### Instructions to follow
Repeat the records below exactly, leaving out every picture.

### Data for the task
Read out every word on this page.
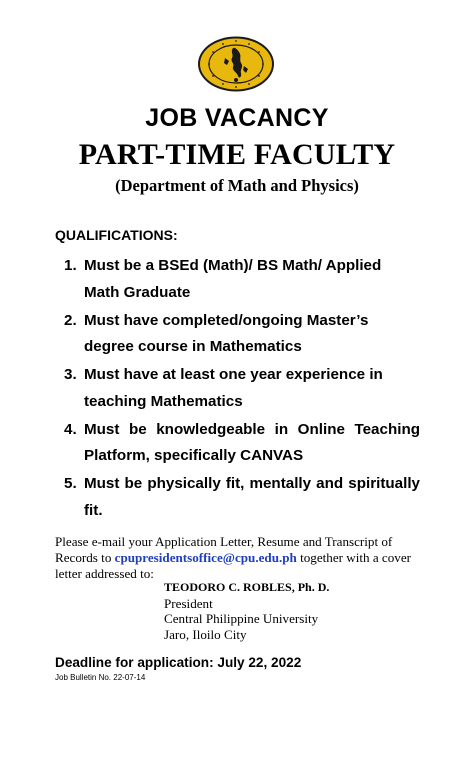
JOB VACANCY
PART-TIME FACULTY
(Department of Math and Physics)
QUALIFICATIONS:
1. Must be a BSEd (Math)/ BS Math/ Applied Math Graduate
2. Must have completed/ongoing Master’s degree course in Mathematics
3. Must have at least one year experience in teaching Mathematics
4. Must be knowledgeable in Online Teaching Platform, specifically CANVAS
5. Must be physically fit, mentally and spiritually fit.
Please e-mail your Application Letter, Resume and Transcript of Records to cpupresidentsoffice@cpu.edu.ph together with a cover letter addressed to:
TEODORO C. ROBLES, Ph. D.
President
Central Philippine University
Jaro, Iloilo City
Deadline for application: July 22, 2022
Job Bulletin No. 22-07-14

### Result for this exercise
Read out every word on this page.
JOB VACANCY
PART-TIME FACULTY
(Department of Math and Physics)
QUALIFICATIONS:
1. Must be a BSEd (Math)/ BS Math/ Applied Math Graduate
2. Must have completed/ongoing Master’s degree course in Mathematics
3. Must have at least one year experience in teaching Mathematics
4. Must be knowledgeable in Online Teaching Platform, specifically CANVAS
5. Must be physically fit, mentally and spiritually fit.
Please e-mail your Application Letter, Resume and Transcript of Records to cpupresidentsoffice@cpu.edu.ph together with a cover letter addressed to:
TEODORO C. ROBLES, Ph. D.
President
Central Philippine University
Jaro, Iloilo City
Deadline for application: July 22, 2022
Job Bulletin No. 22-07-14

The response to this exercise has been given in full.